Task to complete: Take from the listing each line that has the string "Thread".

Exercise data:

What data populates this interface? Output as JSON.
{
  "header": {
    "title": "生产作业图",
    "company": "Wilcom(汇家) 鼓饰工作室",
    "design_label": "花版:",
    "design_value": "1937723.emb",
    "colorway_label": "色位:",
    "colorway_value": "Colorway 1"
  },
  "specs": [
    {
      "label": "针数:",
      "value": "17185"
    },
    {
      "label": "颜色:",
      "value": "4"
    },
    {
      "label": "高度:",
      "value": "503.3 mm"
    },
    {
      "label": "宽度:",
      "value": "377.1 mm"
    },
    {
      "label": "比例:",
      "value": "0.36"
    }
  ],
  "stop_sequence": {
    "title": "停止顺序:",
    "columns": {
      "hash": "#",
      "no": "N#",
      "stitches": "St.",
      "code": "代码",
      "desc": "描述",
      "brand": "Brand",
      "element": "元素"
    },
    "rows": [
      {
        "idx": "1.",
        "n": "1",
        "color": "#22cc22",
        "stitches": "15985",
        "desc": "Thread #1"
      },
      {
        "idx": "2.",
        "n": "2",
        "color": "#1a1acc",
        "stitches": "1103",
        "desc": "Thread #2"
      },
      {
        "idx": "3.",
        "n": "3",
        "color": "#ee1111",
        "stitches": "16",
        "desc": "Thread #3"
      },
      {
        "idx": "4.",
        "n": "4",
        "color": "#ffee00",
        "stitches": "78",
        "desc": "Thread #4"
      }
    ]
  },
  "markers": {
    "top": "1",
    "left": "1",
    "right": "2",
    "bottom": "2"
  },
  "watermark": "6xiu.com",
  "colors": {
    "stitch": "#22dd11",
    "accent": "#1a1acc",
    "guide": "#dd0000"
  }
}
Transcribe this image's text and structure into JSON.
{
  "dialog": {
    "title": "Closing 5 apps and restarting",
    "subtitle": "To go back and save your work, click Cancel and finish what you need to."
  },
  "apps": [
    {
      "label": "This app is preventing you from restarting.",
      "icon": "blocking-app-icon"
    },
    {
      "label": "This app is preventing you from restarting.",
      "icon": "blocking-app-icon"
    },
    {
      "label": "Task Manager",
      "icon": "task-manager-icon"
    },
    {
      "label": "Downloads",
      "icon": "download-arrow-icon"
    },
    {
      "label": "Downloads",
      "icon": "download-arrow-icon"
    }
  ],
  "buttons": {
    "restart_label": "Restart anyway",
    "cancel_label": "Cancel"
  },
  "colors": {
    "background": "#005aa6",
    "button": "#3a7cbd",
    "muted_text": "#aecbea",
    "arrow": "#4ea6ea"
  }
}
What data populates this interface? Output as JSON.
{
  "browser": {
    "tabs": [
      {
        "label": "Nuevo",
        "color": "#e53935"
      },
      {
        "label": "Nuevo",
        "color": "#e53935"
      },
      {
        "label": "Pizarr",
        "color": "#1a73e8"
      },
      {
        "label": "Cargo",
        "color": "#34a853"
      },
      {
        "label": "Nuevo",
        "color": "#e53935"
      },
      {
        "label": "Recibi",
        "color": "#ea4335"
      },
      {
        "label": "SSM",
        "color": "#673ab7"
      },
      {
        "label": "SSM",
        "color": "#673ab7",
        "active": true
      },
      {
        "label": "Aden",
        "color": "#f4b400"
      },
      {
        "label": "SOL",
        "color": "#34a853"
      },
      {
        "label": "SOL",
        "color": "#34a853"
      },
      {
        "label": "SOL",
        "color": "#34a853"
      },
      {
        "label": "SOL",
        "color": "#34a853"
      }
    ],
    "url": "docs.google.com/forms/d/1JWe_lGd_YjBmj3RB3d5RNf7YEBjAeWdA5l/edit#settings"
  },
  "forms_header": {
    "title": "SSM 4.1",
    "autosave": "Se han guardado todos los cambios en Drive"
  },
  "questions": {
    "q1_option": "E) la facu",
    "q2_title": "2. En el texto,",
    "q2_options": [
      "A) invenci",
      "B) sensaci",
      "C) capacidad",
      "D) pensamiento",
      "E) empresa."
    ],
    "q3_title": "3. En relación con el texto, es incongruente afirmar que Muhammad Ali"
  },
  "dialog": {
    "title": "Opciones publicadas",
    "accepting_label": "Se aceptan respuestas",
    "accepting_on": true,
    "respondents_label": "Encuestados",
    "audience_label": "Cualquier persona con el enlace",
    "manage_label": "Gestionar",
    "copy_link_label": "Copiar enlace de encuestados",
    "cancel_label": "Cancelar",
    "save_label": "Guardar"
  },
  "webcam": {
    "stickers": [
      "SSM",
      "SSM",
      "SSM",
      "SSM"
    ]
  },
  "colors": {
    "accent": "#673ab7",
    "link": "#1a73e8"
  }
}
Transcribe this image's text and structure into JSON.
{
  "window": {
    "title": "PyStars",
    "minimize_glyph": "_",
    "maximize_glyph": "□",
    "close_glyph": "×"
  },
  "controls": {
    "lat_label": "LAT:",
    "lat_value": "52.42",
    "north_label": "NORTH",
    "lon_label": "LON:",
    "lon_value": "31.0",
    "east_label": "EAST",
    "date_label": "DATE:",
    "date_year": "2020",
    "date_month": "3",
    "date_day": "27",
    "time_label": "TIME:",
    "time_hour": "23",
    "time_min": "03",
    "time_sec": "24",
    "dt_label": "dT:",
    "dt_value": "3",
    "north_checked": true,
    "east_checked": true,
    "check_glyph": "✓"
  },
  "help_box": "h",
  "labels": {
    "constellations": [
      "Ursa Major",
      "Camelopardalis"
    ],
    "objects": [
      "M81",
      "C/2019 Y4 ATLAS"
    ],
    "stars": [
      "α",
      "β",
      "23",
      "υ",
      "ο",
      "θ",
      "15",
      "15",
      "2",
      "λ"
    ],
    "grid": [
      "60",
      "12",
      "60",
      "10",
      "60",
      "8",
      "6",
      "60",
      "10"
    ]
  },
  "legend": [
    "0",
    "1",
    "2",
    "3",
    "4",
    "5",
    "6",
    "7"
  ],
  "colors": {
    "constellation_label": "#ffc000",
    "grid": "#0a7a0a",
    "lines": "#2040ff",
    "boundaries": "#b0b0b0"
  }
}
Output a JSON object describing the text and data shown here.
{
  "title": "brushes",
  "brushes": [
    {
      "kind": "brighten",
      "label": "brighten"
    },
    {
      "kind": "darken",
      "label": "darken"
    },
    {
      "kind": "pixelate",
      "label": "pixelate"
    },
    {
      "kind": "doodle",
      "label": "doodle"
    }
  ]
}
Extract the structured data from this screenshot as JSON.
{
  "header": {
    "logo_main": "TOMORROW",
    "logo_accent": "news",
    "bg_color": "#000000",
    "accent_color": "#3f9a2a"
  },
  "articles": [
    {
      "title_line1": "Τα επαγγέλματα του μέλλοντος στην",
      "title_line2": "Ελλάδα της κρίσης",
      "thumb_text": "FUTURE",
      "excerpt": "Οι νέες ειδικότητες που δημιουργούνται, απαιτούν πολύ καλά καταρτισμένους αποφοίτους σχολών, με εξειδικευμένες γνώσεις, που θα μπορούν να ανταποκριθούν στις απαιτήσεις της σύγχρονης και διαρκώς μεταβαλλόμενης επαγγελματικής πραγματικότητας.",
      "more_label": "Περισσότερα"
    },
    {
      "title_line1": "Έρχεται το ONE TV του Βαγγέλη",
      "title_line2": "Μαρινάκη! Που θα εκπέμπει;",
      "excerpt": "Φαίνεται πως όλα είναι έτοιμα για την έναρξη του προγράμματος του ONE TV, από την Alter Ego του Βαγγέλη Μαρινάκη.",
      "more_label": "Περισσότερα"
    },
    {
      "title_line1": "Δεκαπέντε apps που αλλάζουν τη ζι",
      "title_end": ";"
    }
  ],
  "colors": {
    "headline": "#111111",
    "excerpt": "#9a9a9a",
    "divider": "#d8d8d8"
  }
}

Solution for this exercise:
        "desc": "Thread #1"
        "desc": "Thread #2"
        "desc": "Thread #3"
        "desc": "Thread #4"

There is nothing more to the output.